** REQUIRED TASK **
Each line in the entries below that holds the string "ferment" is to be listed.

═════ DATA LINES ═════

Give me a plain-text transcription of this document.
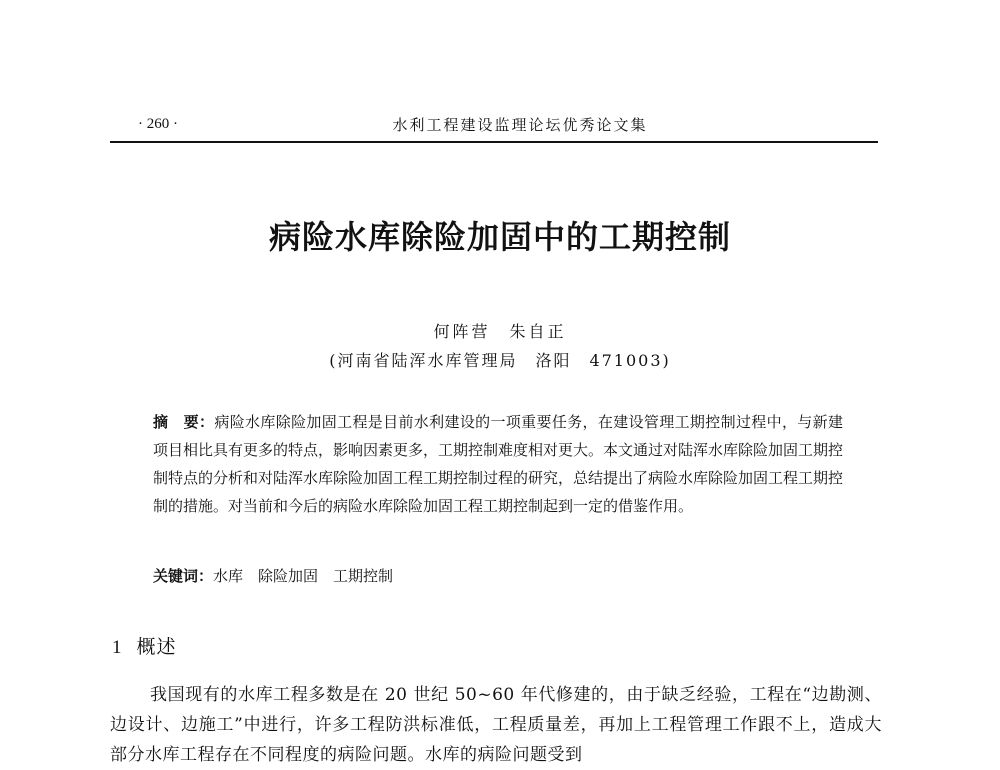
· 260 ·	水利工程建设监理论坛优秀论文集
病险水库除险加固中的工期控制
何阵营　朱自正
(河南省陆浑水库管理局　洛阳　471003)
摘　要：病险水库除险加固工程是目前水利建设的一项重要任务，在建设管理工期控制过程中，与新建项目相比具有更多的特点，影响因素更多，工期控制难度相对更大。本文通过对陆浑水库除险加固工期控制特点的分析和对陆浑水库除险加固工程工期控制过程的研究，总结提出了病险水库除险加固工程工期控制的措施。对当前和今后的病险水库除险加固工程工期控制起到一定的借鉴作用。
关键词：水库　除险加固　工期控制
1 概述
我国现有的水库工程多数是在 20 世纪 50~60 年代修建的，由于缺乏经验，工程在“边勘测、边设计、边施工”中进行，许多工程防洪标准低，工程质量差，再加上工程管理工作跟不上，造成大部分水库工程存在不同程度的病险问题。水库的病险问题受到
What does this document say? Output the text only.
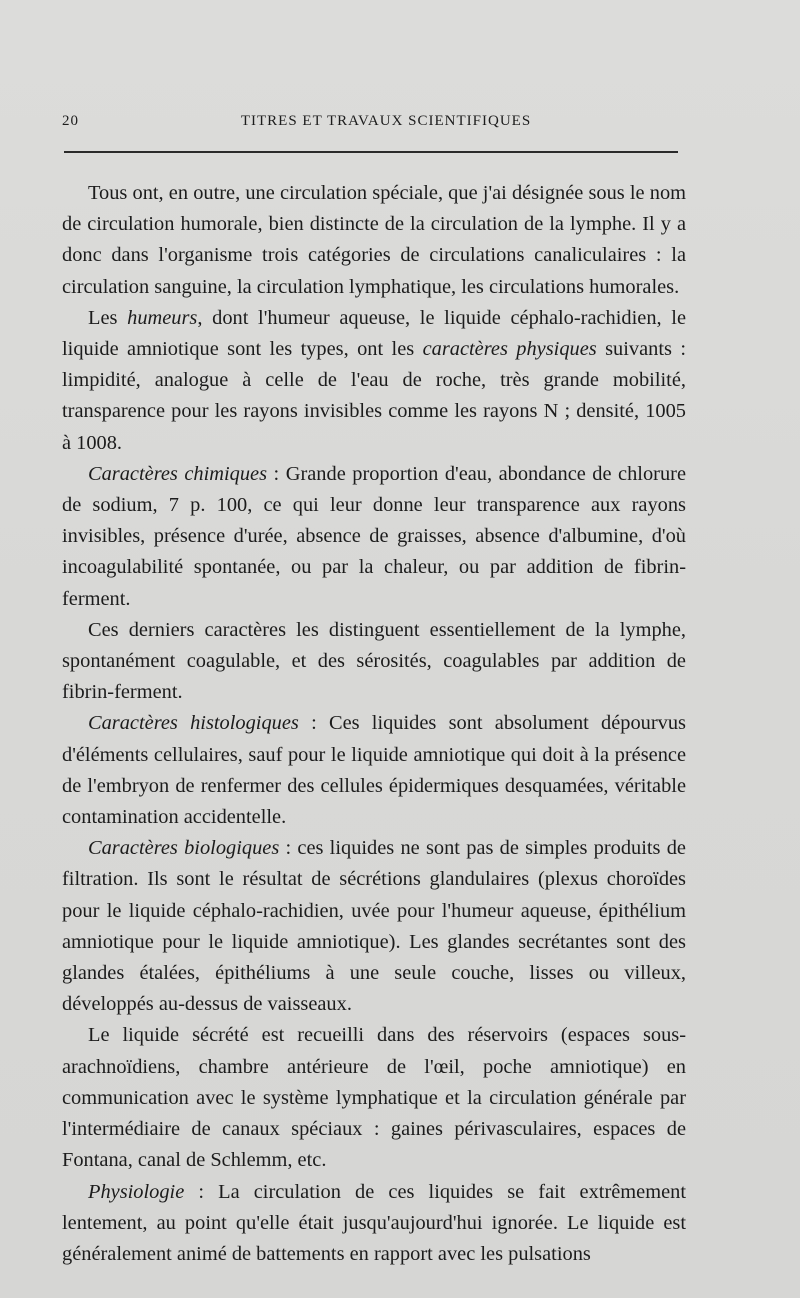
20	TITRES ET TRAVAUX SCIENTIFIQUES

Tous ont, en outre, une circulation spéciale, que j'ai désignée sous le nom de circulation humorale, bien distincte de la circulation de la lymphe. Il y a donc dans l'organisme trois catégories de circulations canaliculaires : la circulation sanguine, la circulation lymphatique, les circulations humorales.

Les humeurs, dont l'humeur aqueuse, le liquide céphalo-rachidien, le liquide amniotique sont les types, ont les caractères physiques suivants : limpidité, analogue à celle de l'eau de roche, très grande mobilité, transparence pour les rayons invisibles comme les rayons N ; densité, 1005 à 1008.

Caractères chimiques : Grande proportion d'eau, abondance de chlorure de sodium, 7 p. 100, ce qui leur donne leur transparence aux rayons invisibles, présence d'urée, absence de graisses, absence d'albumine, d'où incoagulabilité spontanée, ou par la chaleur, ou par addition de fibrin-ferment.

Ces derniers caractères les distinguent essentiellement de la lymphe, spontanément coagulable, et des sérosités, coagulables par addition de fibrin-ferment.

Caractères histologiques : Ces liquides sont absolument dépourvus d'éléments cellulaires, sauf pour le liquide amniotique qui doit à la présence de l'embryon de renfermer des cellules épidermiques desquamées, véritable contamination accidentelle.

Caractères biologiques : ces liquides ne sont pas de simples produits de filtration. Ils sont le résultat de sécrétions glandulaires (plexus choroïdes pour le liquide céphalo-rachidien, uvée pour l'humeur aqueuse, épithélium amniotique pour le liquide amniotique). Les glandes secrétantes sont des glandes étalées, épithéliums à une seule couche, lisses ou villeux, développés au-dessus de vaisseaux.

Le liquide sécrété est recueilli dans des réservoirs (espaces sous-arachnoïdiens, chambre antérieure de l'œil, poche amniotique) en communication avec le système lymphatique et la circulation générale par l'intermédiaire de canaux spéciaux : gaines périvasculaires, espaces de Fontana, canal de Schlemm, etc.

Physiologie : La circulation de ces liquides se fait extrêmement lentement, au point qu'elle était jusqu'aujourd'hui ignorée. Le liquide est généralement animé de battements en rapport avec les pulsations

═════

** ANSWER TO THIS EXERCISE **
Caractères chimiques : Grande proportion d'eau, abondance de chlorure de sodium, 7 p. 100, ce qui leur donne leur transparence aux rayons invisibles, présence d'urée, absence de graisses, absence d'albumine, d'où incoagulabilité spontanée, ou par la chaleur, ou par addition de fibrin-ferment.
Ces derniers caractères les distinguent essentiellement de la lymphe, spontanément coagulable, et des sérosités, coagulables par addition de fibrin-ferment.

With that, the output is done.